Aim of the task: Reproduce all of the entries below line for line, leaving out the pictures.

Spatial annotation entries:
#####

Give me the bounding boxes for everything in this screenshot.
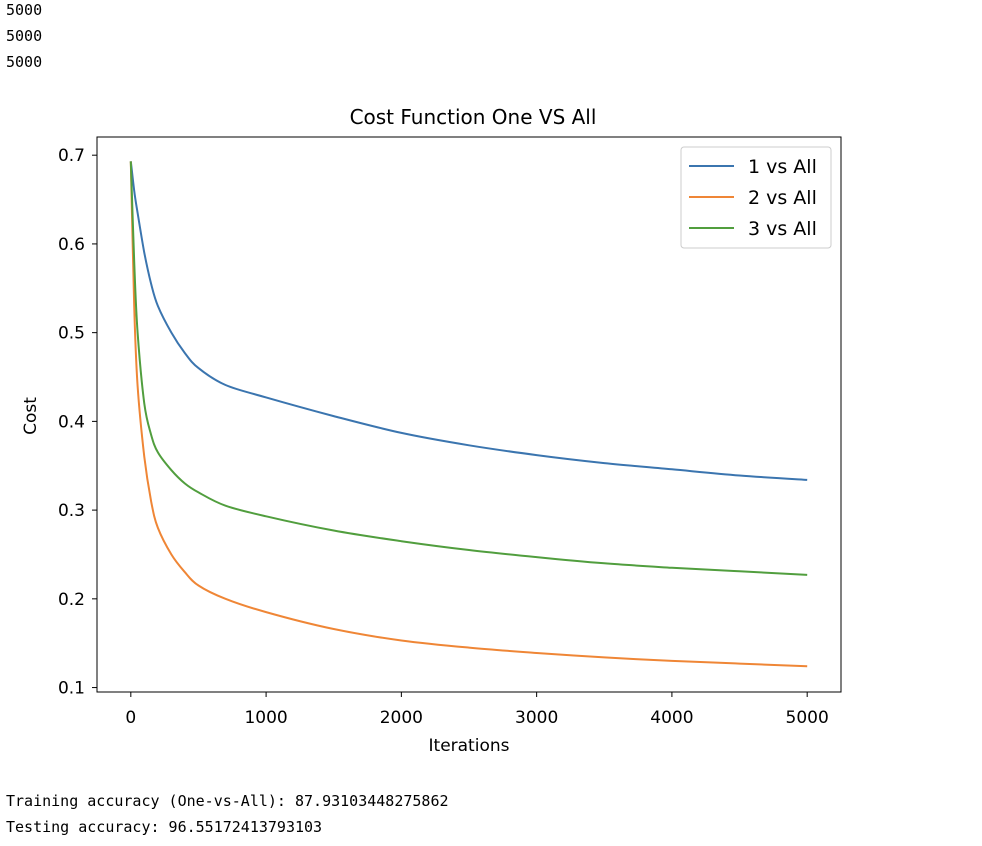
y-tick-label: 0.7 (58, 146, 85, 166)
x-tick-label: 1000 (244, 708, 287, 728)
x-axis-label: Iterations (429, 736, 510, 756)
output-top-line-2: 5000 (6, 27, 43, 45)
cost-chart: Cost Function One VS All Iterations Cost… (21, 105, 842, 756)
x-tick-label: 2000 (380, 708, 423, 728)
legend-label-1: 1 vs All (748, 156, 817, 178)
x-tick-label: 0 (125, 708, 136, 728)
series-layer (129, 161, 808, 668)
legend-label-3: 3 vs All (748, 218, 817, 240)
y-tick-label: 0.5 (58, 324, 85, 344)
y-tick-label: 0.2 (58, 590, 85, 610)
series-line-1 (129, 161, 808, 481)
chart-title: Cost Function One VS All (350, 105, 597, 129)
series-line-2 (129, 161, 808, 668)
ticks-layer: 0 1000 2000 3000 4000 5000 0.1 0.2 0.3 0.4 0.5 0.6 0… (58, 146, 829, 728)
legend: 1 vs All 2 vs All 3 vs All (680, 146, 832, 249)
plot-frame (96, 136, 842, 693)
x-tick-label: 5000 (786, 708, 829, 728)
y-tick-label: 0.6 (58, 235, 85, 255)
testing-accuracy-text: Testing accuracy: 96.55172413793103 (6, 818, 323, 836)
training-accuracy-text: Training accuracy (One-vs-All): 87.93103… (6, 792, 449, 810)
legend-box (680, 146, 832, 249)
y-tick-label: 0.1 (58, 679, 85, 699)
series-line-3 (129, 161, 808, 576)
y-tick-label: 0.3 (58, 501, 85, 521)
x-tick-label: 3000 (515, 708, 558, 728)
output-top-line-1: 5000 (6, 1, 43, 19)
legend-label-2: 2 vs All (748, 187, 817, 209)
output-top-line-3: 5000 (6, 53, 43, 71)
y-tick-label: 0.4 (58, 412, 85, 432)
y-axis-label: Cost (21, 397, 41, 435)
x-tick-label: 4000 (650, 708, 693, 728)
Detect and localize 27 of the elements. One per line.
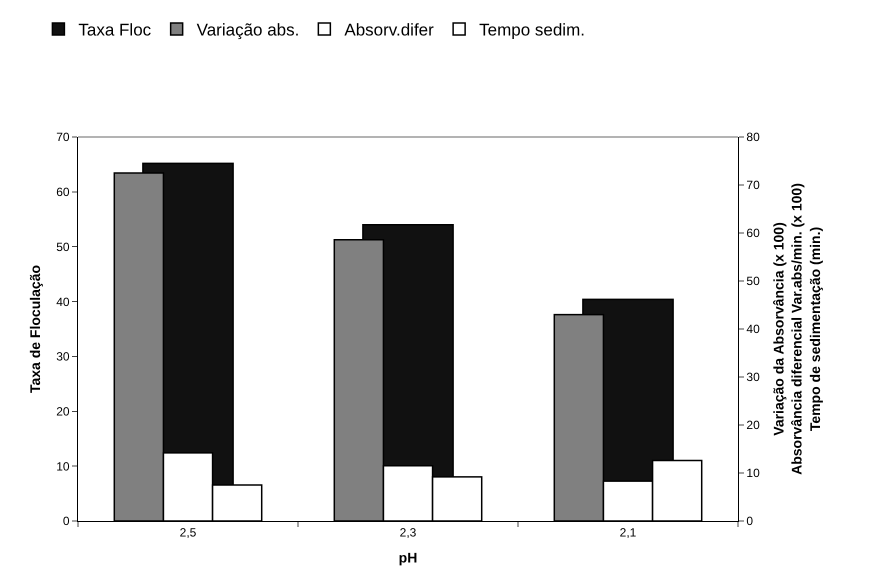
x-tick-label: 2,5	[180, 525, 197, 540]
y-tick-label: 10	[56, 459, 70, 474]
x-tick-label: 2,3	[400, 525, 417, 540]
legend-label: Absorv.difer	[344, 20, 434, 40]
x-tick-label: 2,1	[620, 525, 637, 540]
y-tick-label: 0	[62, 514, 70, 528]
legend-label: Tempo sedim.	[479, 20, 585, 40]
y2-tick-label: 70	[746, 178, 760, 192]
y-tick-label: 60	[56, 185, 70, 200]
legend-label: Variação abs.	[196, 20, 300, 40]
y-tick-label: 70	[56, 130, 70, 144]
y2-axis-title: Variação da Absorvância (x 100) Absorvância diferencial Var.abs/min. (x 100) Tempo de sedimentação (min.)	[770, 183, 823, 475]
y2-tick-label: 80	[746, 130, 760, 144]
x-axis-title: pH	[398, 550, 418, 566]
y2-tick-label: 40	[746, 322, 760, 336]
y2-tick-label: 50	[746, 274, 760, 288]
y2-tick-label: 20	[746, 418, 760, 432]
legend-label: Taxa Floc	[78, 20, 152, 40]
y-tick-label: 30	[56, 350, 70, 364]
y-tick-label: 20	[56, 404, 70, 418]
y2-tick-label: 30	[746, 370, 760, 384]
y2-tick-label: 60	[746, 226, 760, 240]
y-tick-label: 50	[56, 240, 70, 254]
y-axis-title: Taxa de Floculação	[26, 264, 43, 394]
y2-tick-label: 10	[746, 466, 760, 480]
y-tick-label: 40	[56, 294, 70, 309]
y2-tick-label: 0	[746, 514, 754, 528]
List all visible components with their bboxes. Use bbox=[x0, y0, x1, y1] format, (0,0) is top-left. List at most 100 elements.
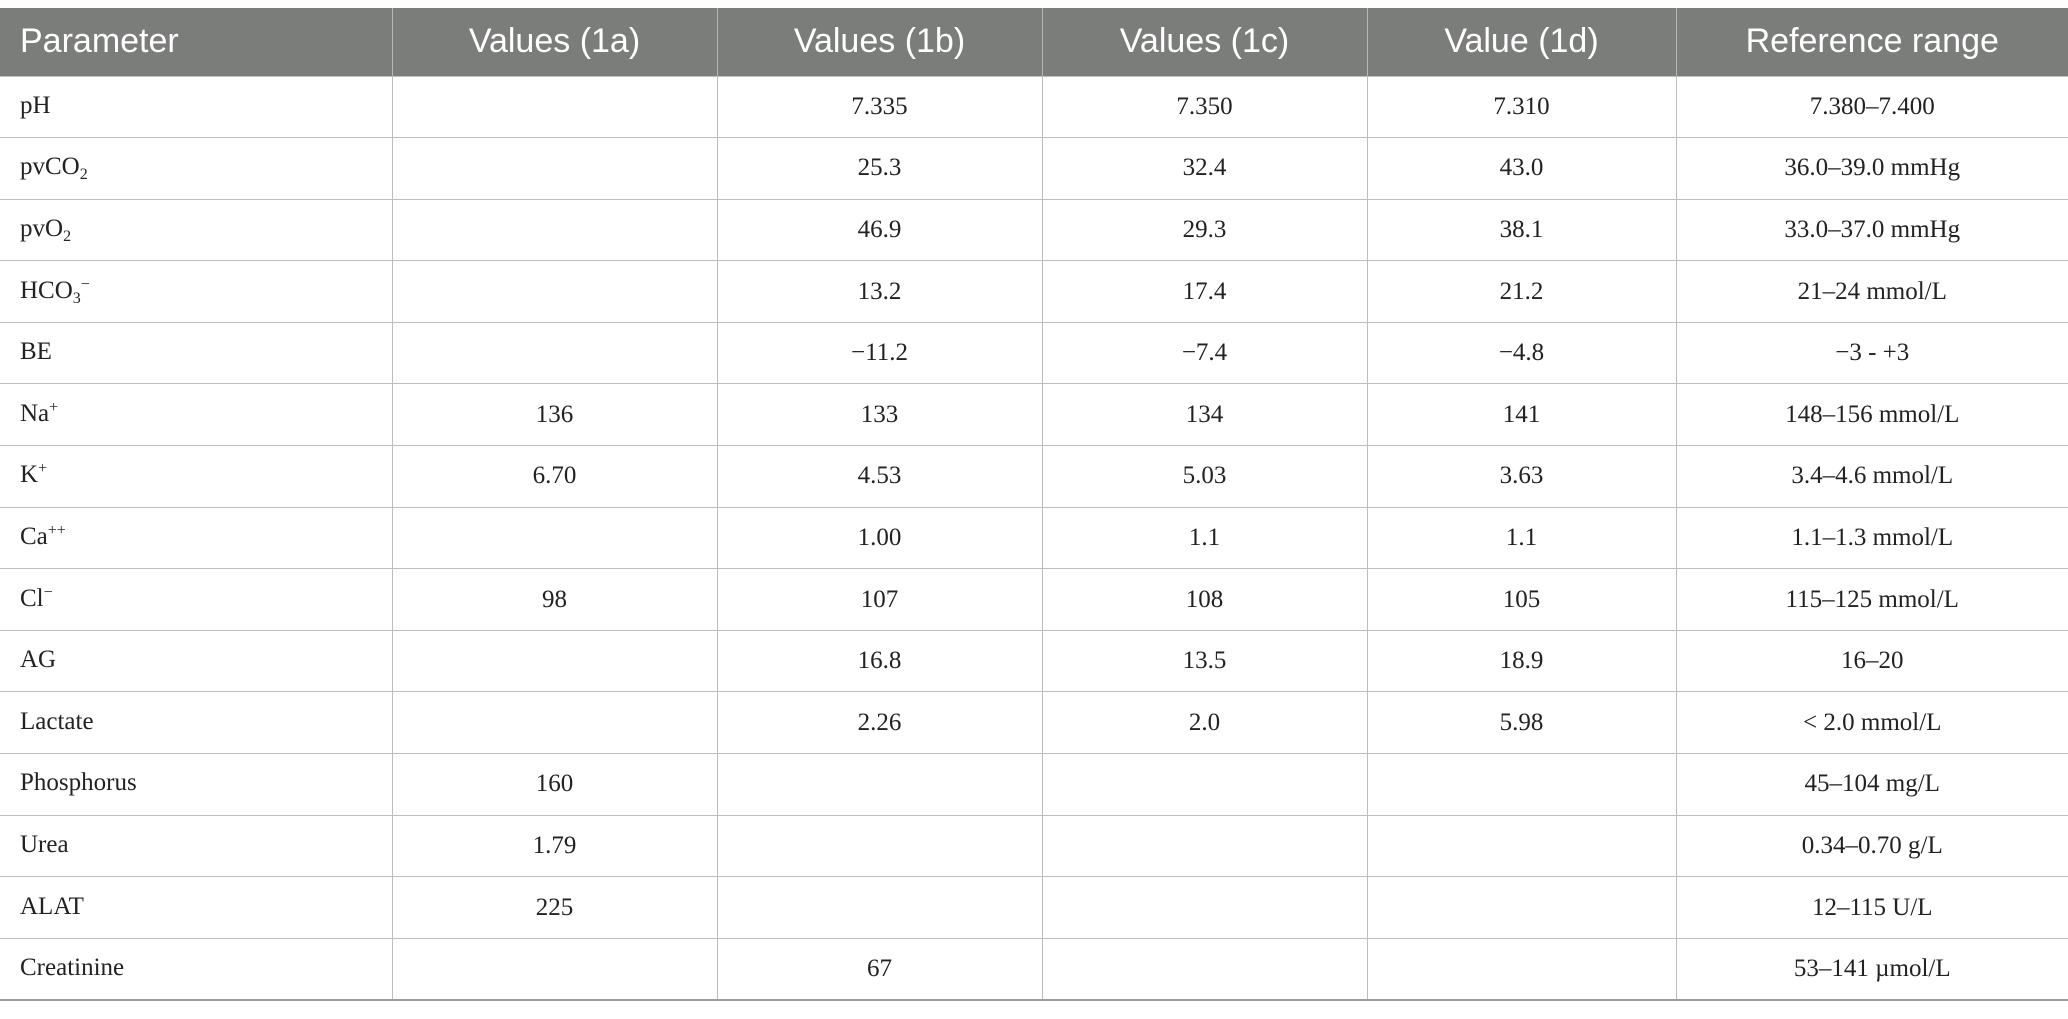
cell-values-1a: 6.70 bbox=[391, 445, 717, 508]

#####

Complete output:
Give me the bounding boxes for everything in this screenshot.
y-tick-label: 0.7 (58, 146, 85, 166)
x-tick-label: 1000 (244, 708, 287, 728)
x-axis-label: Iterations (429, 736, 510, 756)
output-top-line-2: 5000 (6, 27, 43, 45)
cost-chart: Cost Function One VS All Iterations Cost… (21, 105, 842, 756)
x-tick-label: 2000 (380, 708, 423, 728)
legend-label-1: 1 vs All (748, 156, 817, 178)
x-tick-label: 0 (125, 708, 136, 728)
series-layer (129, 161, 808, 668)
legend-label-3: 3 vs All (748, 218, 817, 240)
y-tick-label: 0.5 (58, 324, 85, 344)
y-tick-label: 0.2 (58, 590, 85, 610)
series-line-1 (129, 161, 808, 481)
chart-title: Cost Function One VS All (350, 105, 597, 129)
series-line-2 (129, 161, 808, 668)
ticks-layer: 0 1000 2000 3000 4000 5000 0.1 0.2 0.3 0.4 0.5 0.6 0… (58, 146, 829, 728)
legend: 1 vs All 2 vs All 3 vs All (680, 146, 832, 249)
plot-frame (96, 136, 842, 693)
x-tick-label: 5000 (786, 708, 829, 728)
y-tick-label: 0.6 (58, 235, 85, 255)
testing-accuracy-text: Testing accuracy: 96.55172413793103 (6, 818, 323, 836)
training-accuracy-text: Training accuracy (One-vs-All): 87.93103… (6, 792, 449, 810)
legend-box (680, 146, 832, 249)
y-tick-label: 0.1 (58, 679, 85, 699)
series-line-3 (129, 161, 808, 576)
y-tick-label: 0.3 (58, 501, 85, 521)
x-tick-label: 3000 (515, 708, 558, 728)
output-top-line-1: 5000 (6, 1, 43, 19)
legend-label-2: 2 vs All (748, 187, 817, 209)
output-top-line-3: 5000 (6, 53, 43, 71)
y-tick-label: 0.4 (58, 412, 85, 432)
y-axis-label: Cost (21, 397, 41, 435)
x-tick-label: 4000 (650, 708, 693, 728)
Detect and localize 27 of the elements. One per line.
x-tick-label: 2,5	[180, 525, 197, 540]
y-tick-label: 10	[56, 459, 70, 474]
x-tick-label: 2,3	[400, 525, 417, 540]
legend-label: Absorv.difer	[344, 20, 434, 40]
x-tick-label: 2,1	[620, 525, 637, 540]
y-tick-label: 0	[62, 514, 70, 528]
legend-label: Tempo sedim.	[479, 20, 585, 40]
y2-tick-label: 70	[746, 178, 760, 192]
y-tick-label: 60	[56, 185, 70, 200]
legend-label: Variação abs.	[196, 20, 300, 40]
y-tick-label: 70	[56, 130, 70, 144]
y2-axis-title: Variação da Absorvância (x 100) Absorvância diferencial Var.abs/min. (x 100) Tempo de sedimentação (min.)	[770, 183, 823, 475]
y2-tick-label: 80	[746, 130, 760, 144]
x-axis-title: pH	[398, 550, 418, 566]
y2-tick-label: 40	[746, 322, 760, 336]
y2-tick-label: 50	[746, 274, 760, 288]
y2-tick-label: 20	[746, 418, 760, 432]
legend-label: Taxa Floc	[78, 20, 152, 40]
y-tick-label: 30	[56, 350, 70, 364]
y-tick-label: 20	[56, 404, 70, 418]
y2-tick-label: 30	[746, 370, 760, 384]
y2-tick-label: 60	[746, 226, 760, 240]
y-tick-label: 50	[56, 240, 70, 254]
y-axis-title: Taxa de Floculação	[26, 264, 43, 394]
y2-tick-label: 10	[746, 466, 760, 480]
y-tick-label: 40	[56, 294, 70, 309]
y2-tick-label: 0	[746, 514, 754, 528]
List all visible components with their bboxes. Use bbox=[x0, y0, x1, y1] format, (0,0) is top-left. List at most 100 elements.
cell-values-1a: 6.70 bbox=[391, 445, 717, 508]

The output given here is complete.